EXTRACTED DATA:
========================================

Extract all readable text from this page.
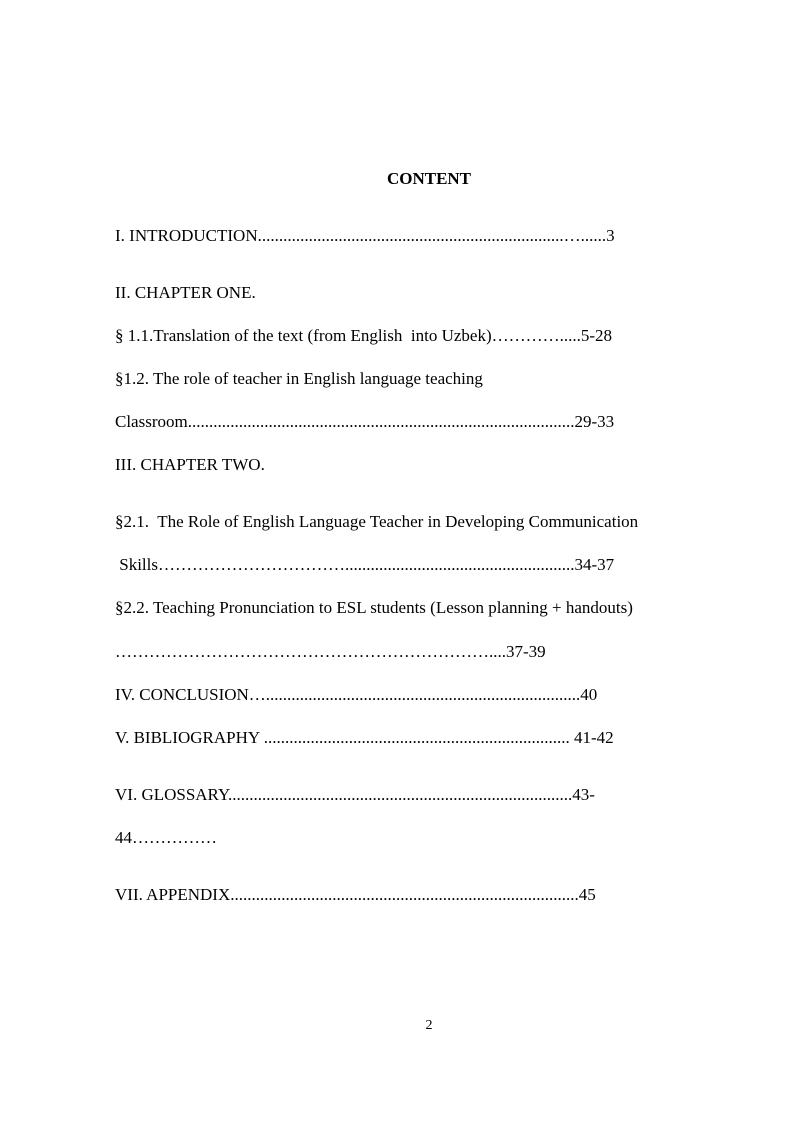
CONTENT

I. INTRODUCTION........................................................................…......3

II. CHAPTER ONE.

§ 1.1.Translation of the text (from English  into Uzbek)………….....5-28

§1.2. The role of teacher in English language teaching

Classroom...........................................................................................29-33

III. CHAPTER TWO.

§2.1.  The Role of English Language Teacher in Developing Communication

Skills……………………………......................................................34-37

§2.2. Teaching Pronunciation to ESL students (Lesson planning + handouts)

…………………………………………………………....37-39

IV. CONCLUSION…..........................................................................40

V. BIBLIOGRAPHY ........................................................................ 41-42

VI. GLOSSARY.................................................................................43-

44……………

VII. APPENDIX..................................................................................45

2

========================================

WORK TO BE COMPLETED:
Reproduce the whole listing exactly, but not the images in it.

ANSWER TO THE PROBLEM:
Extract all readable text from this page.
CONTENT

I. INTRODUCTION........................................................................…......3

II. CHAPTER ONE.

§ 1.1.Translation of the text (from English  into Uzbek)………….....5-28

§1.2. The role of teacher in English language teaching

Classroom...........................................................................................29-33

III. CHAPTER TWO.

§2.1.  The Role of English Language Teacher in Developing Communication

Skills……………………………......................................................34-37

§2.2. Teaching Pronunciation to ESL students (Lesson planning + handouts)

…………………………………………………………....37-39

IV. CONCLUSION…..........................................................................40

V. BIBLIOGRAPHY ........................................................................ 41-42

VI. GLOSSARY.................................................................................43-

44……………

VII. APPENDIX..................................................................................45

2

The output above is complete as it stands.